═══ BLOCO DE TEXTO

A história de Rodrigo, o último rei visigodo de Espanha, descende desse filão. Rezam as crónicas que os derradeiros anos desta monarquia semi-bárbara foram conturbados por rebeliões internas como a dos bascos e por uma ameaça ainda maior: o crescente poderio muçulmano no norte de África, onde algumas possessões cristãs, governadas por adeptos de Vitiza – o anterior soberano, destituído por Rodrigo num golpe de força –, preparavam também a sua queda.
Se Rodrigo se apaixonou ou não por Florinda, a bela filha do conde Julião, governador da praça-forte de Septum (a actual Ceuta), e se esse amor rejeitado esteve na origem das suas desavenças com o conde, são factos que pertencem mais ao domínio lendário que ao histórico. Mas muitas fontes admitem que Julião se aliou ao vali Musa Ibn Nusayr e a dois caudilhos berberes, Tarik e Tarif, planeando com eles a invasão da Península Ibérica pelo estreito que, a partir dessa data, ficou conhecido pelo nome de Gibraltar (do árabe Djebel-Ta-rik, "a montanha de Tarik").

══════
═══ EXTRATO DE DADOS

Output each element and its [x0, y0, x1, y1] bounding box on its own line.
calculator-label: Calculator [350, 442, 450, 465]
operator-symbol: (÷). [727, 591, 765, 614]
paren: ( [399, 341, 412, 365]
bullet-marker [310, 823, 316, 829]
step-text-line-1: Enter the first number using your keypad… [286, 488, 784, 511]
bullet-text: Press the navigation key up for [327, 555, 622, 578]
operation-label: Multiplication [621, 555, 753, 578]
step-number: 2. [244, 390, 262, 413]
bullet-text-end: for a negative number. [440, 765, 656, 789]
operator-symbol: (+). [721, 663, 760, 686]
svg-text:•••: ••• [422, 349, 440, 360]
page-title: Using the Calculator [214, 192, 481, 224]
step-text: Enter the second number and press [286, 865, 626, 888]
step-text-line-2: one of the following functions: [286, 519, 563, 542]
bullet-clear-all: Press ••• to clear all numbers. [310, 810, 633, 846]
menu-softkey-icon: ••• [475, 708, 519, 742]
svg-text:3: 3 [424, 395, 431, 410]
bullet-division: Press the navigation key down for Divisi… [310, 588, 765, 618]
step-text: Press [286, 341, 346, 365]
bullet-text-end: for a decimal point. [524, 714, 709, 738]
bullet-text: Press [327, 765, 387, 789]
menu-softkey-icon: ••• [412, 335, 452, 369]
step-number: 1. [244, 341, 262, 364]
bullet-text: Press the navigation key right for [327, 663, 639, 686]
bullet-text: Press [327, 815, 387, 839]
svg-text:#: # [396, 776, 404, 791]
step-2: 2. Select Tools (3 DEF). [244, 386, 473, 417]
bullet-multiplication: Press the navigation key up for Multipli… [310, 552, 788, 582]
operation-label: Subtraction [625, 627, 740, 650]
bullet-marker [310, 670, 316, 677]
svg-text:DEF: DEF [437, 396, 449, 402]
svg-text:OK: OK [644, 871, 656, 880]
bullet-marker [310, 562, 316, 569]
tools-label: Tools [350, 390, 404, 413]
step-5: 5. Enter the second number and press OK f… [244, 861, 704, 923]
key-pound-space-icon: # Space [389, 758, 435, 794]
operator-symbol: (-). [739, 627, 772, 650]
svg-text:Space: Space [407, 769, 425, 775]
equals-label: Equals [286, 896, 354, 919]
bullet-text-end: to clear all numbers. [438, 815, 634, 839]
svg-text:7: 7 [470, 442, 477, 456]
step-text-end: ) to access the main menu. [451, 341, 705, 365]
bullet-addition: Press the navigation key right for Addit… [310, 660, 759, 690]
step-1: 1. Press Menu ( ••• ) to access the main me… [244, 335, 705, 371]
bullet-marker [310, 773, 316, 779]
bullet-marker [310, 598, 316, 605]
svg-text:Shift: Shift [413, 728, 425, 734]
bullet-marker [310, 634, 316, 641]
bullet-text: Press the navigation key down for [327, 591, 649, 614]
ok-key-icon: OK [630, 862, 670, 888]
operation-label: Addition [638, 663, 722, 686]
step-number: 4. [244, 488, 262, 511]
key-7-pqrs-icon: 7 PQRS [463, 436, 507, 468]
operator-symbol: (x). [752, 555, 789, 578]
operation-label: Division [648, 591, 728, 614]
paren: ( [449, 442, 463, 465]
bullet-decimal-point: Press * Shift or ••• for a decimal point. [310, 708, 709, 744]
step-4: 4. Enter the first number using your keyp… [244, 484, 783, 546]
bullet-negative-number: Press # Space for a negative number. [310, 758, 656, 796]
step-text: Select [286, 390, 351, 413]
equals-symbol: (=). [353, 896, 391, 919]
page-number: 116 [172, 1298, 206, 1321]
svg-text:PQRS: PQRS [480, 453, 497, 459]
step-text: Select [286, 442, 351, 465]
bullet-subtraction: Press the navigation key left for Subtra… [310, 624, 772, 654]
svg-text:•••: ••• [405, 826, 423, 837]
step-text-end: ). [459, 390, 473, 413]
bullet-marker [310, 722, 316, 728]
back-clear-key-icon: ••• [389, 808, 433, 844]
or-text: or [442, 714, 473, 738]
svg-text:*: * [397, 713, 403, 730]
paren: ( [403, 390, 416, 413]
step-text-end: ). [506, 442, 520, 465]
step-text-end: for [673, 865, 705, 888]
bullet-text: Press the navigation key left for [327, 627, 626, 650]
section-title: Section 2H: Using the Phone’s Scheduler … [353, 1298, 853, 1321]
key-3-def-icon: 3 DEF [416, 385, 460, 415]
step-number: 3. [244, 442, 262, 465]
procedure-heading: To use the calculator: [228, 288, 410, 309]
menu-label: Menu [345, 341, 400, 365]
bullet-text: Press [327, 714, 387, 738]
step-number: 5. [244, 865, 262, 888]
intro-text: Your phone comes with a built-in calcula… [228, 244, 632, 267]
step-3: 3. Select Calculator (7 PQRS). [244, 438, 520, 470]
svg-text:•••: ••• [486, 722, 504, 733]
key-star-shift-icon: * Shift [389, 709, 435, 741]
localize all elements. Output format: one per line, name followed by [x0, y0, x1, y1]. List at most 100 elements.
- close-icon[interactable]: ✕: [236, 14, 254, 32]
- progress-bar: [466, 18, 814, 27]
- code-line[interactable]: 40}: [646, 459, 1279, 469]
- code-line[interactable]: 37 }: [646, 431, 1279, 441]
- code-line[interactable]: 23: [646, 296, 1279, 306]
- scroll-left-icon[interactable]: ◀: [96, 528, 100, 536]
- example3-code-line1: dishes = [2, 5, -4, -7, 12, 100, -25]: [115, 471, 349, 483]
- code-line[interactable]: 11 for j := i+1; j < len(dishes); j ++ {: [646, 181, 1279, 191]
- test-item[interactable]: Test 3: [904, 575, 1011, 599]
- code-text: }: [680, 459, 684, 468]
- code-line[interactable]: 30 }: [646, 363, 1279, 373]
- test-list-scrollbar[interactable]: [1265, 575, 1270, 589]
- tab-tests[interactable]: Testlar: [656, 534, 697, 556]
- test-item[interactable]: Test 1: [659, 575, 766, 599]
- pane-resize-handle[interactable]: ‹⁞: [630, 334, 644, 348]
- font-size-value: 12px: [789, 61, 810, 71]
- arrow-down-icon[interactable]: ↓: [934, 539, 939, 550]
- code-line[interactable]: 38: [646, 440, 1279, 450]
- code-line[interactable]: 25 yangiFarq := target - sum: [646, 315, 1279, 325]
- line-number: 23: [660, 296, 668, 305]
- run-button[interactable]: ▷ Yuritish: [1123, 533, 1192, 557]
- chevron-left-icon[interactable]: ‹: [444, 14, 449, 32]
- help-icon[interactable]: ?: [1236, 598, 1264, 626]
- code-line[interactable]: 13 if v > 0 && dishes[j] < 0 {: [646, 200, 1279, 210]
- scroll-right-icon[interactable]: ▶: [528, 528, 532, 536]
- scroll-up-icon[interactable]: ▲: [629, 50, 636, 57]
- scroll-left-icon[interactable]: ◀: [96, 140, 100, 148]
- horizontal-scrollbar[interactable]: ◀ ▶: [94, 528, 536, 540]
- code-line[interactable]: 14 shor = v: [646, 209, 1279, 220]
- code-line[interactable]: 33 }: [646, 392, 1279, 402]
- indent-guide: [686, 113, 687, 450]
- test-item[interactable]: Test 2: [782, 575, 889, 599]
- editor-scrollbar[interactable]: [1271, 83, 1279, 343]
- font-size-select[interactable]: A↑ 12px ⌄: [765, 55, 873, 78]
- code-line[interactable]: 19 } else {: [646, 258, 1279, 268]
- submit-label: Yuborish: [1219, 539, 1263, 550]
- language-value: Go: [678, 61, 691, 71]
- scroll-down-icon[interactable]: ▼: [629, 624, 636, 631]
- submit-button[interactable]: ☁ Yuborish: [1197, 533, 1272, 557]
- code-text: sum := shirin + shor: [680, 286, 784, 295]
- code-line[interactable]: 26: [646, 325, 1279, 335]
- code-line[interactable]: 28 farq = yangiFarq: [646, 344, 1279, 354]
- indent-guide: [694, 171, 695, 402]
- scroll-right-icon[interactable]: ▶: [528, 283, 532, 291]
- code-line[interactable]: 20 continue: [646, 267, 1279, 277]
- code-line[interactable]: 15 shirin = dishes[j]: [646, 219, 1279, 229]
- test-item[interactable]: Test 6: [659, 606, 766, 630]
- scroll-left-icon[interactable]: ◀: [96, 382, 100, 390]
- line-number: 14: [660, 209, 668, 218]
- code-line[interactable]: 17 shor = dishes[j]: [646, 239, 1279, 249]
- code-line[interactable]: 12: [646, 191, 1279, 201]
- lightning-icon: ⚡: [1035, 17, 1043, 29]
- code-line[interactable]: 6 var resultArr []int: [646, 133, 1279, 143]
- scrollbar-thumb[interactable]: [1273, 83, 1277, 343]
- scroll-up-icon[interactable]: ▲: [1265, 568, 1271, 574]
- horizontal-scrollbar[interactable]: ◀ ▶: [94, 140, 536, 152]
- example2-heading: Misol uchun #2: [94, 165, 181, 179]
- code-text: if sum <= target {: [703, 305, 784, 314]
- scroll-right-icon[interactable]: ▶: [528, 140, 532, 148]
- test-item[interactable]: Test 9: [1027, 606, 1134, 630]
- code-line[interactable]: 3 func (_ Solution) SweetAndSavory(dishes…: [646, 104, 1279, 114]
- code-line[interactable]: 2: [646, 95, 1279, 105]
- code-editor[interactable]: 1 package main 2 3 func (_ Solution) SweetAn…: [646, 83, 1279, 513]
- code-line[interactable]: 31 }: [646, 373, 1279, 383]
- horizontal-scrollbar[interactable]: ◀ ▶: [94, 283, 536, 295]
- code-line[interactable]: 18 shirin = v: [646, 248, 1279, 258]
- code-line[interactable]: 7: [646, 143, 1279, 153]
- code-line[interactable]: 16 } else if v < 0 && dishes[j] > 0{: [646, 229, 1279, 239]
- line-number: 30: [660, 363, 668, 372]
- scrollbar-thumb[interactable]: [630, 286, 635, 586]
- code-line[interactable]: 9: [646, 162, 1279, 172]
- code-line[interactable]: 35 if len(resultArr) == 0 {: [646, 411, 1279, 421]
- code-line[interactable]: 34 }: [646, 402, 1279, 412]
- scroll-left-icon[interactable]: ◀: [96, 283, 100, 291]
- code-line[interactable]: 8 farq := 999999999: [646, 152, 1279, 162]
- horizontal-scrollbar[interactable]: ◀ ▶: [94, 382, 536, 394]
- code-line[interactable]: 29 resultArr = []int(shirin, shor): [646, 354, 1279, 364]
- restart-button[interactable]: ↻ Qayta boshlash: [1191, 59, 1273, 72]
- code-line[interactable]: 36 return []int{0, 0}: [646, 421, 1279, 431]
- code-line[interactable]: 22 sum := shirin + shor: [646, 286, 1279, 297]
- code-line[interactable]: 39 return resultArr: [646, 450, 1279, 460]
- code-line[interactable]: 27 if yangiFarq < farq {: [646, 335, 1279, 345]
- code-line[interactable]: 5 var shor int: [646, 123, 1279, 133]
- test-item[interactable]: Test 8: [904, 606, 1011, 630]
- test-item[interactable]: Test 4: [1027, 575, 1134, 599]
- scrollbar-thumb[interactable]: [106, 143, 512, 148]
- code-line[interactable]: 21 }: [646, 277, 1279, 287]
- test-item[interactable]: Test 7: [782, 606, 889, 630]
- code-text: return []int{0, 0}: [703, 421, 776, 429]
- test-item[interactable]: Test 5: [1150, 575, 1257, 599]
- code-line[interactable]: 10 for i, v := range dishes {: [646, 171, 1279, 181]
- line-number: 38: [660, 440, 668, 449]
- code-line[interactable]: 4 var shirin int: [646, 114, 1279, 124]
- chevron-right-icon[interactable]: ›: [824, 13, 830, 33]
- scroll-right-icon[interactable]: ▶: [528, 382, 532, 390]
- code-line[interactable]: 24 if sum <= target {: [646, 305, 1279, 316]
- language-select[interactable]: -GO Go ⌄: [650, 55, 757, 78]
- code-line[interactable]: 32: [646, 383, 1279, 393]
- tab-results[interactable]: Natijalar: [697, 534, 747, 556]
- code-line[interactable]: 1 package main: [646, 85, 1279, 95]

══════

▶ [PROBLEMAS E TAREFAS]:
#1 Podes converter numa lista JSON de cadeias as linhas dos registos, desde o início dos registos até à linha que contém "svg-text:OK: OK [644, 871, 656, 880]", inclusive, com uma cadeia por linha e sem linhas em branco?
#2 Podes dar seguimento ao texto sobre Rodrigo, o último rei visigodo, a partir da última frase apresentada?

▶ [RESPOSTAS ESPERADAS]:
#1
[
  "Output each element and its [x0, y0, x1, y1] bounding box on its own line.",
  "calculator-label: Calculator [350, 442, 450, 465]",
  "operator-symbol: (÷). [727, 591, 765, 614]",
  "paren: ( [399, 341, 412, 365]",
  "bullet-marker [310, 823, 316, 829]",
  "step-text-line-1: Enter the first number using your keypad… [286, 488, 784, 511]",
  "bullet-text: Press the navigation key up for [327, 555, 622, 578]",
  "operation-label: Multiplication [621, 555, 753, 578]",
  "step-number: 2. [244, 390, 262, 413]",
  "bullet-text-end: for a negative number. [440, 765, 656, 789]",
  "operator-symbol: (+). [721, 663, 760, 686]",
  "svg-text:•••: ••• [422, 349, 440, 360]",
  "page-title: Using the Calculator [214, 192, 481, 224]",
  "step-text: Enter the second number and press [286, 865, 626, 888]",
  "step-text-line-2: one of the following functions: [286, 519, 563, 542]",
  "bullet-clear-all: Press ••• to clear all numbers. [310, 810, 633, 846]",
  "menu-softkey-icon: ••• [475, 708, 519, 742]",
  "svg-text:3: 3 [424, 395, 431, 410]",
  "bullet-division: Press the navigation key down for Divisi… [310, 588, 765, 618]",
  "step-text: Press [286, 341, 346, 365]",
  "bullet-text-end: for a decimal point. [524, 714, 709, 738]",
  "bullet-text: Press [327, 765, 387, 789]",
  "menu-softkey-icon: ••• [412, 335, 452, 369]",
  "step-number: 1. [244, 341, 262, 364]",
  "bullet-text: Press the navigation key right for [327, 663, 639, 686]",
  "bullet-text: Press [327, 815, 387, 839]",
  "svg-text:#: # [396, 776, 404, 791]",
  "step-2: 2. Select Tools (3 DEF). [244, 386, 473, 417]",
  "bullet-multiplication: Press the navigation key up for Multipli… [310, 552, 788, 582]",
  "operation-label: Subtraction [625, 627, 740, 650]",
  "bullet-marker [310, 670, 316, 677]",
  "svg-text:DEF: DEF [437, 396, 449, 402]",
  "svg-text:OK: OK [644, 871, 656, 880]"
]

#2
Enfraquecido pelas lutas fratricidas e pela deserção de muitos dos seus súbditos, amedrontados pela onda avassaladora que atravessara o mar, Rodrigo reuniu precipitadamente as suas últimas hostes, decidido a travar combate com os invasores nas margens do rio Guadalete, perto de Cádis...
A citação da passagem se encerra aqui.